▶ Task requirements
The output should be every line below that includes the word "estructura".

Items from an interface collection
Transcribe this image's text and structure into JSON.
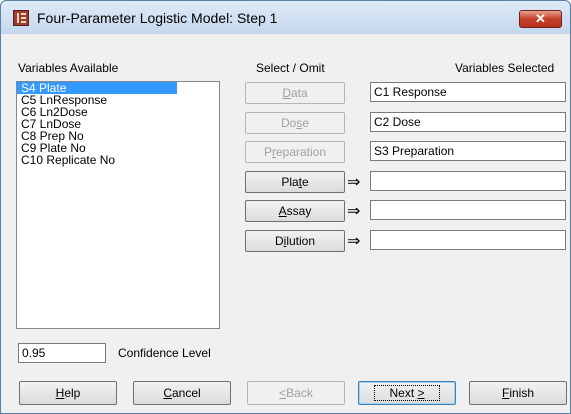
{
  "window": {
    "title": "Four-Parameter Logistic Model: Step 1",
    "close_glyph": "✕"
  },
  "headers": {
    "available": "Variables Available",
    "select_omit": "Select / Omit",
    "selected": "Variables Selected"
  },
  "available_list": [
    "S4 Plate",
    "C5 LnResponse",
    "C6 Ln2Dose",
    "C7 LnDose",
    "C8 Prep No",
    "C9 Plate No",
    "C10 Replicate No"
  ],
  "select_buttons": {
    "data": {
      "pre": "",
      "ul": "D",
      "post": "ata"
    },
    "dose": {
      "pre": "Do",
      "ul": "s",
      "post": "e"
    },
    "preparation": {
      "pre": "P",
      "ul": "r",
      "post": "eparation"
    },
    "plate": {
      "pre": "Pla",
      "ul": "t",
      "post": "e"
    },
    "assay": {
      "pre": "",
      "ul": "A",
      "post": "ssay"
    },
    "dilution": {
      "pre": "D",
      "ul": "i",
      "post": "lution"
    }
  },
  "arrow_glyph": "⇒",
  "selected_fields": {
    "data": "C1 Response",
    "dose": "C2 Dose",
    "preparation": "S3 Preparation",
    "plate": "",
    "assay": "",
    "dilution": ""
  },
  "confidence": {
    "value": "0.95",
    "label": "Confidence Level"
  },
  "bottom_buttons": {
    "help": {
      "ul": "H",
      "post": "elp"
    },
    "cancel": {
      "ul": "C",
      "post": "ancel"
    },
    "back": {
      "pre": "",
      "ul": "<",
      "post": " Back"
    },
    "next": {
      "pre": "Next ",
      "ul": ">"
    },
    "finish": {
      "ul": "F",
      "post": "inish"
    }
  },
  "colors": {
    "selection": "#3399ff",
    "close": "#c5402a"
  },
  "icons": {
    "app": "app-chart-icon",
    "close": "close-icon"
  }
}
--
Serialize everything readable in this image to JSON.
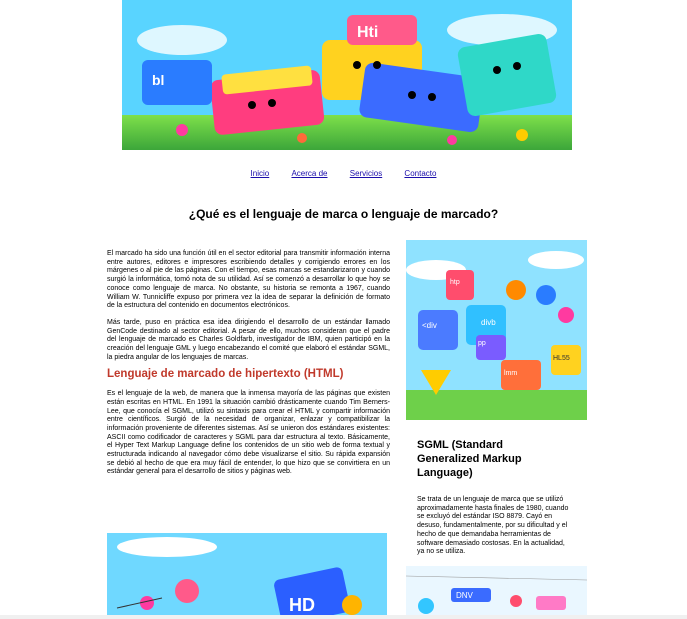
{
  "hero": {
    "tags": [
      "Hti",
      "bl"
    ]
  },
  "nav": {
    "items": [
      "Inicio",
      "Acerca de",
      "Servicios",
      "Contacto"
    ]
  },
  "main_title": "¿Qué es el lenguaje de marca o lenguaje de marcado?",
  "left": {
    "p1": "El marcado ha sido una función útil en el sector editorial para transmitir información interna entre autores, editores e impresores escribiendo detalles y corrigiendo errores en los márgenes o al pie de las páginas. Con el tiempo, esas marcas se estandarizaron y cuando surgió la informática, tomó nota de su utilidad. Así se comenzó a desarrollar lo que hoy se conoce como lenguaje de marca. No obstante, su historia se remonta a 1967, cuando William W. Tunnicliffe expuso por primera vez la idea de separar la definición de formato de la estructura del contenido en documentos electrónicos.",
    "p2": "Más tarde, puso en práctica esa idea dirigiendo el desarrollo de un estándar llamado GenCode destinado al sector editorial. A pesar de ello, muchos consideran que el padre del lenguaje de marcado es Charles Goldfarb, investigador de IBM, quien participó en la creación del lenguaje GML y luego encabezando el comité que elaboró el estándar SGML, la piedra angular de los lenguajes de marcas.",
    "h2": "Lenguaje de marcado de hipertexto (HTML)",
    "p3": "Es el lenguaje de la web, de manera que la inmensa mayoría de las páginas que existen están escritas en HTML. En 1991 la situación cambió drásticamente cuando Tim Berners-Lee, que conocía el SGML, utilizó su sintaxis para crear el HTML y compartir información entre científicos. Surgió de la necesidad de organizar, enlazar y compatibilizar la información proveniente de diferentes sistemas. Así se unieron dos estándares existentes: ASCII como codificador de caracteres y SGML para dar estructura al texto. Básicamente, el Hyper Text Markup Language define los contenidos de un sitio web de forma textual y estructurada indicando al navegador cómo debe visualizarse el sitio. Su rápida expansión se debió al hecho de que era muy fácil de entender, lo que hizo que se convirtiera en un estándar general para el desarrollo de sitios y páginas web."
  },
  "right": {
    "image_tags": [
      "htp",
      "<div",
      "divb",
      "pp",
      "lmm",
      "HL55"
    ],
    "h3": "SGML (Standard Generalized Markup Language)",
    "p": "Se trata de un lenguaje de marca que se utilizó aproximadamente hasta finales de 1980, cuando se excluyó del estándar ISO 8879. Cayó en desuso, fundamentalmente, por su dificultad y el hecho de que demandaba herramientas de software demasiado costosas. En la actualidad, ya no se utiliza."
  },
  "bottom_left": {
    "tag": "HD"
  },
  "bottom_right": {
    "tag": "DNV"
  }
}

▶ Solution
    "p1": "El marcado ha sido una función útil en el sector editorial para transmitir información interna entre autores, editores e impresores escribiendo detalles y corrigiendo errores en los márgenes o al pie de las páginas. Con el tiempo, esas marcas se estandarizaron y cuando surgió la informática, tomó nota de su utilidad. Así se comenzó a desarrollar lo que hoy se conoce como lenguaje de marca. No obstante, su historia se remonta a 1967, cuando William W. Tunnicliffe expuso por primera vez la idea de separar la definición de formato de la estructura del contenido en documentos electrónicos.",
    "p3": "Es el lenguaje de la web, de manera que la inmensa mayoría de las páginas que existen están escritas en HTML. En 1991 la situación cambió drásticamente cuando Tim Berners-Lee, que conocía el SGML, utilizó su sintaxis para crear el HTML y compartir información entre científicos. Surgió de la necesidad de organizar, enlazar y compatibilizar la información proveniente de diferentes sistemas. Así se unieron dos estándares existentes: ASCII como codificador de caracteres y SGML para dar estructura al texto. Básicamente, el Hyper Text Markup Language define los contenidos de un sitio web de forma textual y estructurada indicando al navegador cómo debe visualizarse el sitio. Su rápida expansión se debió al hecho de que era muy fácil de entender, lo que hizo que se convirtiera en un estándar general para el desarrollo de sitios y páginas web."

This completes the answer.